— BEGIN INPUT MATERIAL —

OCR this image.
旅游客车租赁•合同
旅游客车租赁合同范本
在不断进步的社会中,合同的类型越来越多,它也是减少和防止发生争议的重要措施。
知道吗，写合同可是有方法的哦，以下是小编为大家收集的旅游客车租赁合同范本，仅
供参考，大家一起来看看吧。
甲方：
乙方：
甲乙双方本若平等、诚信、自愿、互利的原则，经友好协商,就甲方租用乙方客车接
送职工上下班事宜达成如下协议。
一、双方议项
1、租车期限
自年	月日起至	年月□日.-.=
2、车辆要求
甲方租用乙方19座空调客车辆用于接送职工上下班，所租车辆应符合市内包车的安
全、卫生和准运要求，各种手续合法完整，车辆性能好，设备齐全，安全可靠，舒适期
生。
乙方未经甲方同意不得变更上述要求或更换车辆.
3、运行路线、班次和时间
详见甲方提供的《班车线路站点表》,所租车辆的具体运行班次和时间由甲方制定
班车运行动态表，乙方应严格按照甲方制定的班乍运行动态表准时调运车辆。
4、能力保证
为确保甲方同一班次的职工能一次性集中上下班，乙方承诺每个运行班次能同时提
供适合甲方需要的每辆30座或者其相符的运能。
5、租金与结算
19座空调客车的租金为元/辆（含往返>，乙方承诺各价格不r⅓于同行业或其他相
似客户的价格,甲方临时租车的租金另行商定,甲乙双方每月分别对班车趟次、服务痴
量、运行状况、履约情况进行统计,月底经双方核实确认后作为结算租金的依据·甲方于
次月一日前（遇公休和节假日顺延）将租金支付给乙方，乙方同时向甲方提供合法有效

— END INPUT MATERIAL —

▶ [TASK DETAILS]
Retype all of the material, keeping each line exact.

▶ [WRITTEN ANSWER]
OCR this image.
旅游客车租赁•合同
旅游客车租赁合同范本
在不断进步的社会中,合同的类型越来越多,它也是减少和防止发生争议的重要措施。
知道吗，写合同可是有方法的哦，以下是小编为大家收集的旅游客车租赁合同范本，仅
供参考，大家一起来看看吧。
甲方：
乙方：
甲乙双方本若平等、诚信、自愿、互利的原则，经友好协商,就甲方租用乙方客车接
送职工上下班事宜达成如下协议。
一、双方议项
1、租车期限
自年	月日起至	年月□日.-.=
2、车辆要求
甲方租用乙方19座空调客车辆用于接送职工上下班，所租车辆应符合市内包车的安
全、卫生和准运要求，各种手续合法完整，车辆性能好，设备齐全，安全可靠，舒适期
生。
乙方未经甲方同意不得变更上述要求或更换车辆.
3、运行路线、班次和时间
详见甲方提供的《班车线路站点表》,所租车辆的具体运行班次和时间由甲方制定
班车运行动态表，乙方应严格按照甲方制定的班乍运行动态表准时调运车辆。
4、能力保证
为确保甲方同一班次的职工能一次性集中上下班，乙方承诺每个运行班次能同时提
供适合甲方需要的每辆30座或者其相符的运能。
5、租金与结算
19座空调客车的租金为元/辆（含往返>，乙方承诺各价格不r⅓于同行业或其他相
似客户的价格,甲方临时租车的租金另行商定,甲乙双方每月分别对班车趟次、服务痴
量、运行状况、履约情况进行统计,月底经双方核实确认后作为结算租金的依据·甲方于
次月一日前（遇公休和节假日顺延）将租金支付给乙方，乙方同时向甲方提供合法有效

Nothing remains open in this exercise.